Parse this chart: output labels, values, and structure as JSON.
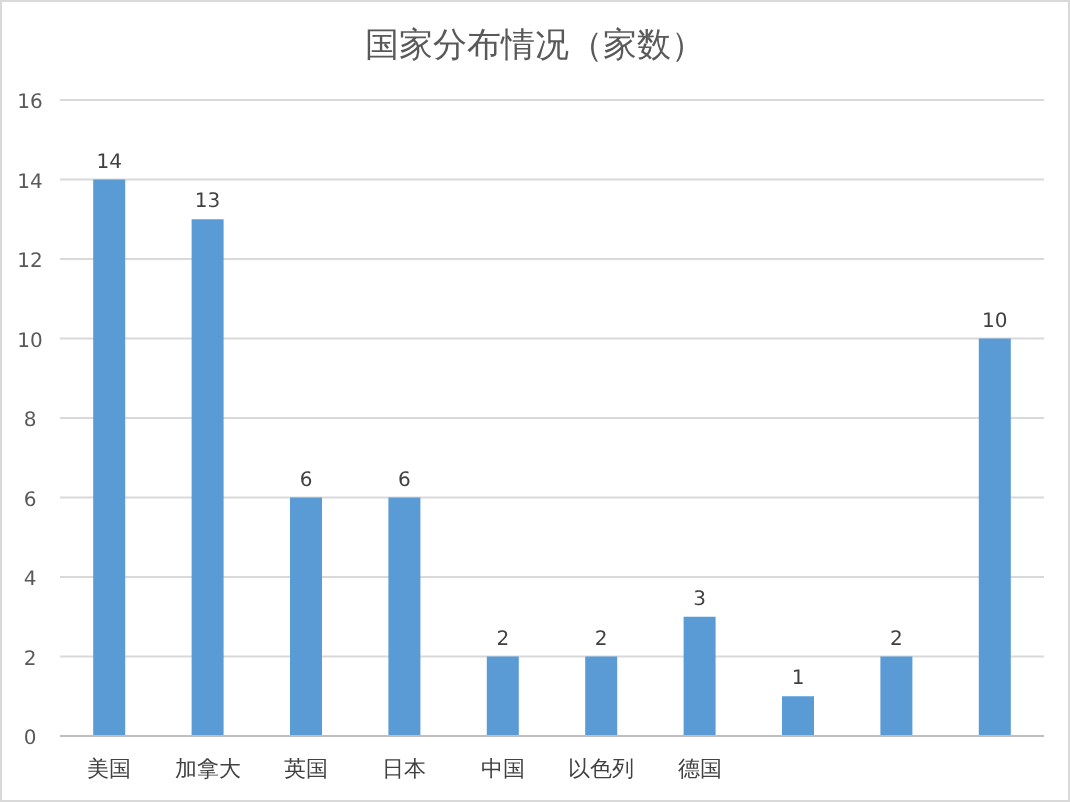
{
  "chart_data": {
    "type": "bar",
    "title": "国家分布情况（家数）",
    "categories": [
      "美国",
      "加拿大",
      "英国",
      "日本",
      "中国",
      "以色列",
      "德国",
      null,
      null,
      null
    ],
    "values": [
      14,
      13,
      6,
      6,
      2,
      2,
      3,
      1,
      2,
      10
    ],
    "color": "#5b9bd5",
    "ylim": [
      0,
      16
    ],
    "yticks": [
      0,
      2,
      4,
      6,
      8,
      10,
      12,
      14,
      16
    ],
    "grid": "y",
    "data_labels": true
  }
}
********
Repeat the material above word for word, please, apart from its images.

◆ **RESPONSE BELOW**:
Parse this chart: output labels, values, and structure as JSON.
{
  "chart_data": {
    "type": "bar",
    "title": "国家分布情况（家数）",
    "categories": [
      "美国",
      "加拿大",
      "英国",
      "日本",
      "中国",
      "以色列",
      "德国",
      null,
      null,
      null
    ],
    "values": [
      14,
      13,
      6,
      6,
      2,
      2,
      3,
      1,
      2,
      10
    ],
    "color": "#5b9bd5",
    "ylim": [
      0,
      16
    ],
    "yticks": [
      0,
      2,
      4,
      6,
      8,
      10,
      12,
      14,
      16
    ],
    "grid": "y",
    "data_labels": true
  }
}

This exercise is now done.